__Passage to read__

= = = = =

I dress Madeleine the way I want to dress myself. But, one day, she will identify her own style. How should I hope she'll dress?

What is personal style and how does one develop it? Is style the absence of mainstream clothing, the avoidance of normalcy, the exception to the rule?

The calm whispers of dawn wake my daughter and I each morning. Fall's last licks of sunshine stroke our cheeks. We rise together, enjoy our first meal and then dress for the day.

For this little one, the ritual of clothing has already begun.

These mornings have caused me to think about the advent of personal style. Where does it begin for each of us?

As with most things in life, we follow role models—first, our parents.

My mother has always dressed with what one could call pizzazz. She'd don multi-coloured pant suits for galas, black dresses emblazoned with Aboriginal designs for fundraisers and her trademark fire red glasses to teach cooking class at my middle school. When I was a teenager, her fashion choices unnerved me. I was afraid that her distinctive style would doom me to social excommunication, but to my surprise, she was dubbed the "cool mom" in the hallways. My mom was different. She wasn't cut from the same Mommy cloth. She was unique, she had presence, and the students were drawn to it.

Without a conscious thought, I followed in her footsteps. She was, after all, my example. My mom dared in her personal style, and so have I, I like to think. Establishing my own style began with second-hand binges on torn jeans and band T-shirts (a particular favourite: my Primus's "Sailing the seas of cheese" tee), but it ended with the racks of the local and handmade. I followed in my mother's footsteps, and my daughter Madeleine, I can only expect, will do the same.

= = = = =

__Record extracts__
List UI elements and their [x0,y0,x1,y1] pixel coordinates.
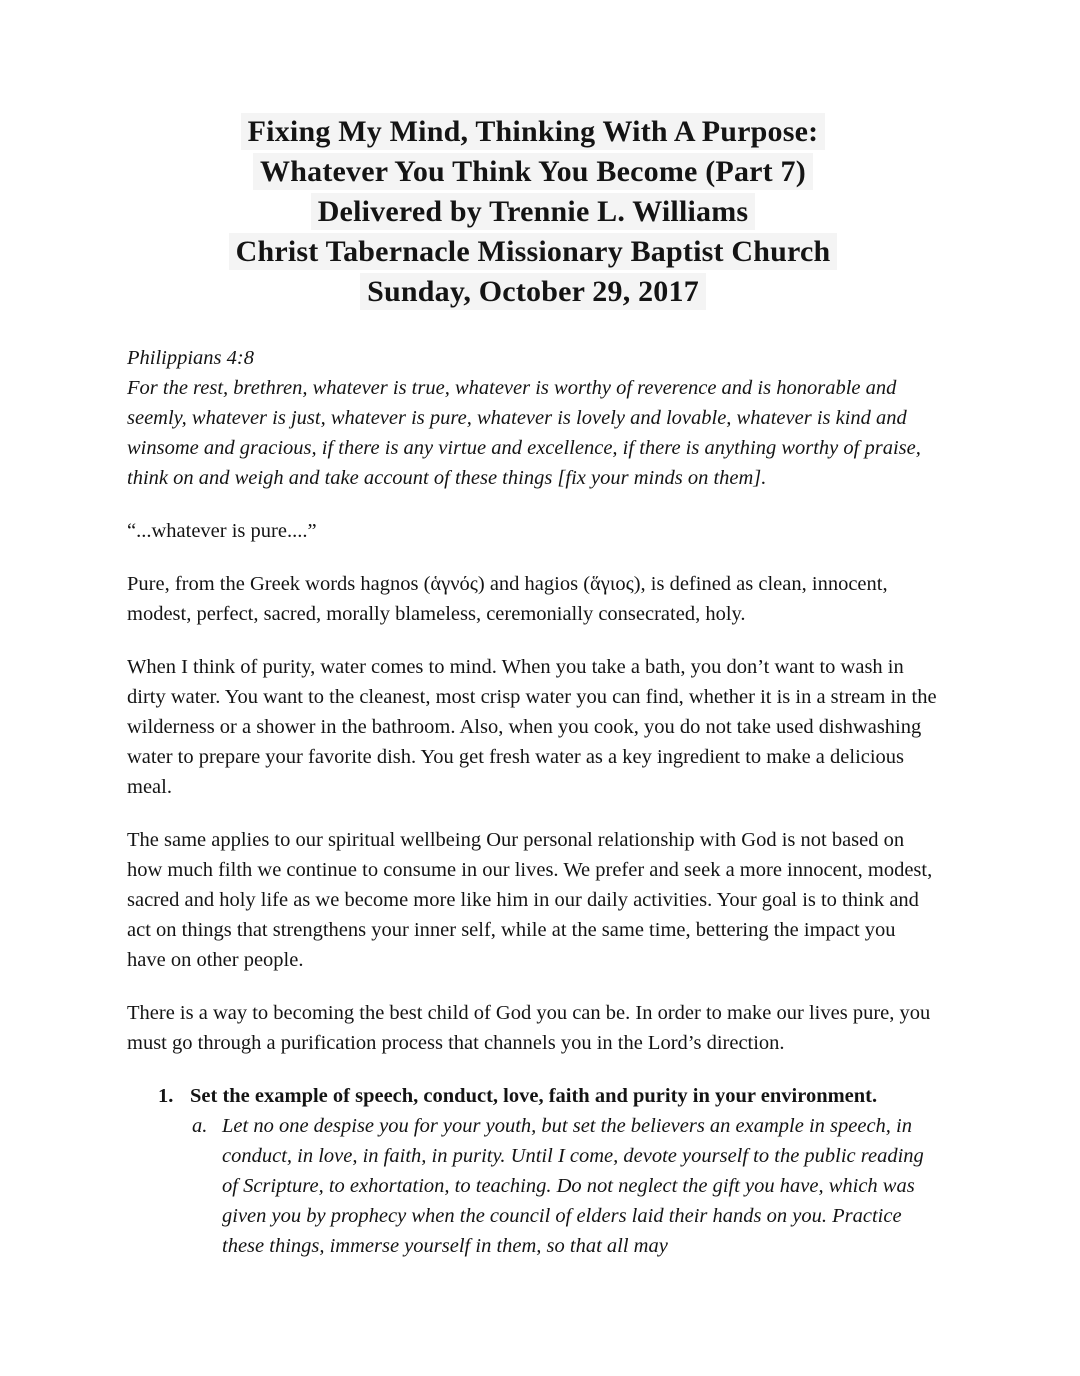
spiritual-wellbeing-paragraph: The same applies to our spiritual wellbeing Our personal relationship with God is not based on how much filth we continue to consume in our lives. We prefer and seek a more innocent, modest, sacred and holy life as we become more like him in our daily activities. Your goal is to think and act on things that strengthens your inner self, while at the same time, bettering the impact you have on other people. [127,829,933,971]
purification-paragraph: There is a way to becoming the best child of God you can be. In order to make our lives pure, you must go through a purification process that channels you in the Lord’s direction. [127,1002,931,1054]
list-item-1 [158,1081,939,1111]
sermon-title [127,112,939,312]
list-item-1a-text: Let no one despise you for your youth, but set the believers an example in speech, in conduct, in love, in faith, in purity. Until I come, devote yourself to the public reading of Scripture, to exhortation, to teaching. Do not neglect the gift you have, which was given you by prophecy when the council of elders laid their hands on you. Practice these things, immerse yourself in them, so that all may [222,1115,924,1257]
scripture-text: For the rest, brethren, whatever is true, whatever is worthy of reverence and is honorable and seemly, whatever is just, whatever is pure, whatever is lovely and lovable, whatever is kind and winsome and gracious, if there is any virtue and excellence, if there is anything worthy of praise, think on and weigh and take account of these things [fix your minds on them]. [127,377,921,489]
pure-quote: “...whatever is pure....” [127,520,317,542]
list-item-1-number: 1. [158,1085,174,1107]
title-line-3 [127,192,939,232]
title-line-3-text: Delivered by Trennie L. Williams [311,193,756,230]
title-line-1-text: Fixing My Mind, Thinking With A Purpose: [241,113,826,150]
document-body [127,343,939,1261]
title-line-4 [127,232,939,272]
list-item-1a [192,1111,939,1261]
title-line-1 [127,112,939,152]
scripture-reference: Philippians 4:8 [127,347,254,369]
title-line-2 [127,152,939,192]
greek-definition-paragraph: Pure, from the Greek words hagnos (ἁγνός) and hagios (ἅγιος), is defined as clean, innocent, modest, perfect, sacred, morally blameless, ceremonially consecrated, holy. [127,573,888,625]
scripture-block [127,343,939,493]
title-line-5 [127,272,939,312]
sermon-point-list [127,1081,939,1261]
purity-water-paragraph: When I think of purity, water comes to mind. When you take a bath, you don’t want to wash in dirty water. You want to the cleanest, most crisp water you can find, whether it is in a stream in the wilderness or a shower in the bathroom. Also, when you cook, you do not take used dishwashing water to prepare your favorite dish. You get fresh water as a key ingredient to make a delicious meal. [127,656,937,798]
title-line-2-text: Whatever You Think You Become (Part 7) [253,153,813,190]
list-item-1-text: Set the example of speech, conduct, love, faith and purity in your environment. [190,1085,878,1107]
title-line-4-text: Christ Tabernacle Missionary Baptist Church [229,233,838,270]
title-line-5-text: Sunday, October 29, 2017 [360,273,706,310]
list-item-1a-letter: a. [192,1115,208,1137]
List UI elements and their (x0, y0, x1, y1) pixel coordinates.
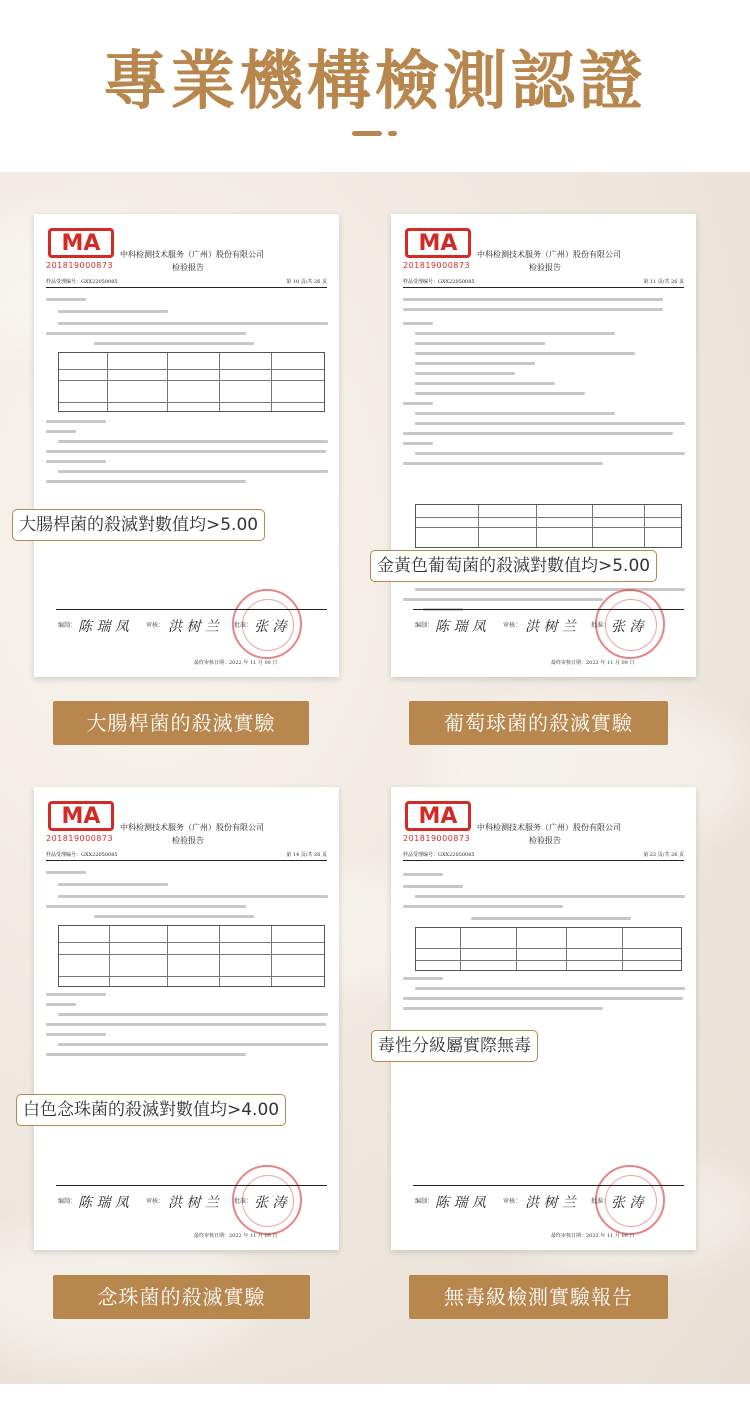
header (0, 0, 750, 175)
cma-logo-icon: MA (405, 228, 471, 258)
result-table (58, 925, 325, 987)
caption-candida: 念珠菌的殺滅實驗 (53, 1275, 310, 1319)
callout-ecoli: 大腸桿菌的殺滅對數值均>5.00 (12, 509, 265, 541)
signature-2: 洪 树 兰 (525, 619, 576, 635)
signature-1: 陈 瑞 凤 (78, 1195, 129, 1211)
company-name: 中科检测技术服务（广州）股份有限公司 (477, 250, 621, 259)
report-page-candida (34, 787, 339, 1250)
signature-row: 编制： 陈 瑞 凤 审核： 洪 树 兰 批准： 张 涛 (56, 609, 327, 649)
caption-ecoli: 大腸桿菌的殺滅實驗 (53, 701, 309, 745)
cma-logo-icon: MA (405, 801, 471, 831)
meta-row (403, 851, 684, 861)
caption-toxicity: 無毒級檢測實驗報告 (409, 1275, 668, 1319)
report-page-toxicity (391, 787, 696, 1250)
signature-1: 陈 瑞 凤 (435, 619, 486, 635)
title-underline-long (352, 131, 382, 136)
footer-band (0, 1384, 750, 1409)
signature-3: 张 涛 (611, 1195, 644, 1211)
signature-3: 张 涛 (611, 619, 644, 635)
report-title: 检验报告 (172, 836, 204, 845)
audit-date: 最终审核日期：2022 年 11 月 09 日 (551, 1233, 635, 1239)
meta-row (46, 851, 327, 861)
sample-number: 样品受理编号：GXX22050085 (46, 852, 118, 858)
result-table (58, 352, 325, 412)
signature-2: 洪 树 兰 (168, 619, 219, 635)
company-name: 中科检测技术服务（广州）股份有限公司 (120, 823, 264, 832)
result-table (415, 927, 682, 971)
signature-1: 陈 瑞 凤 (78, 619, 129, 635)
report-page-staph (391, 214, 696, 677)
page-number: 第 22 页/共 26 页 (643, 852, 684, 858)
signature-row: 编制： 陈 瑞 凤 审核： 洪 树 兰 批准： 张 涛 (413, 1185, 684, 1225)
meta-row (46, 278, 327, 288)
page-number: 第 14 页/共 26 页 (286, 852, 327, 858)
cert-number: 201819000873 (403, 261, 471, 270)
report-title: 检验报告 (529, 836, 561, 845)
sample-number: 样品受理编号：GXX22050085 (403, 852, 475, 858)
report-title: 检验报告 (172, 263, 204, 272)
signature-2: 洪 树 兰 (525, 1195, 576, 1211)
signature-1: 陈 瑞 凤 (435, 1195, 486, 1211)
signature-row: 编制： 陈 瑞 凤 审核： 洪 树 兰 批准： 张 涛 (56, 1185, 327, 1225)
report-page-ecoli (34, 214, 339, 677)
result-table (415, 504, 682, 548)
callout-candida: 白色念珠菌的殺滅對數值均>4.00 (16, 1094, 286, 1126)
cma-logo-icon: MA (48, 228, 114, 258)
cert-number: 201819000873 (46, 834, 114, 843)
signature-3: 张 涛 (254, 619, 287, 635)
callout-toxicity: 毒性分級屬實際無毒 (371, 1030, 538, 1062)
meta-row (403, 278, 684, 288)
signature-2: 洪 树 兰 (168, 1195, 219, 1211)
cert-number: 201819000873 (46, 261, 114, 270)
signature-row: 编制： 陈 瑞 凤 审核： 洪 树 兰 批准： 张 涛 (413, 609, 684, 649)
sample-number: 样品受理编号：GXX22050085 (403, 279, 475, 285)
title-underline-dot (388, 131, 397, 136)
sample-number: 样品受理编号：GXX22050085 (46, 279, 118, 285)
company-name: 中科检测技术服务（广州）股份有限公司 (120, 250, 264, 259)
cma-logo-icon: MA (48, 801, 114, 831)
cert-number: 201819000873 (403, 834, 471, 843)
page-number: 第 11 页/共 26 页 (643, 279, 684, 285)
page-number: 第 10 页/共 26 页 (286, 279, 327, 285)
signature-3: 张 涛 (254, 1195, 287, 1211)
report-title: 检验报告 (529, 263, 561, 272)
caption-staph: 葡萄球菌的殺滅實驗 (409, 701, 668, 745)
audit-date: 最终审核日期：2022 年 11 月 09 日 (194, 660, 278, 666)
audit-date: 最终审核日期：2022 年 11 月 09 日 (551, 660, 635, 666)
audit-date: 最终审核日期：2022 年 11 月 09 日 (194, 1233, 278, 1239)
page-title: 專業機構檢測認證 (103, 45, 647, 119)
callout-staph: 金黃色葡萄菌的殺滅對數值均>5.00 (370, 550, 657, 582)
company-name: 中科检测技术服务（广州）股份有限公司 (477, 823, 621, 832)
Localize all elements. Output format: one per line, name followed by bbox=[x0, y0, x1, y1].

= = = = =

__Tasks and exercises__
(1) Can you reproduce the lines of the records from the one containing "header (0, 0, 750, 175)" to the one containing "report-page-candida (34, 787, 339, 1250)", both included, without changing anything?
(2) Could you continue the essay on a mother and daughter's personal style from the point where it stops?

__Answers to each task__
(1)
header (0, 0, 750, 175)
cma-logo-icon: MA (405, 228, 471, 258)
result-table (58, 925, 325, 987)
caption-candida: 念珠菌的殺滅實驗 (53, 1275, 310, 1319)
callout-ecoli: 大腸桿菌的殺滅對數值均>5.00 (12, 509, 265, 541)
signature-2: 洪 树 兰 (525, 619, 576, 635)
signature-1: 陈 瑞 凤 (78, 1195, 129, 1211)
company-name: 中科检测技术服务（广州）股份有限公司 (477, 250, 621, 259)
report-page-candida (34, 787, 339, 1250)

(2)
But for now, my child at a meagre seven weeks is at the hands of her mother. It is cold outside so we dress sensibly, but it is nearly impossible to avoid dressing my daughter for my own pleasure. Sure, she needs comfort, but not at the expense of visual appeal. For the feet: darling charcoal boots made from New Zealand rabbit's wool. For the legs: chocolate brown leggings from a friend in the United Kingdom. For the body: a mint green, robin's egg blue and pink polka-dotted onesie that subtly hints at her gender. And for the head: a handcrafted cap, adorned with vintage ribbon and buttons, made with love by a particularly crafty friend.

Madeleine Crook

I dress Madeleine the way I want to dress myself. But, one day, she will identify her own style. I have been asking myself (mostly as a result of writing this column), when it comes time, how do I hope Madeleine will choose to dress?

A few weeks ago the clothing chain Forever 21 opened in my neck of the woods. There is a YouTube video showing over a thousand keen teenagers waiting in line for the grand opening. The line laced itself through the labyrinth of the mall and eventually around its exterior like a mile-long boa constrictor lying in wait. What were they waiting for exactly? $4 tank tops and knock-off sheath dresses. Forever 21 has a gaggle of lawsuits under its belt due to allegations of copying designers. Is this fixation with the mainstream culture of "cool" what lies in store for my child?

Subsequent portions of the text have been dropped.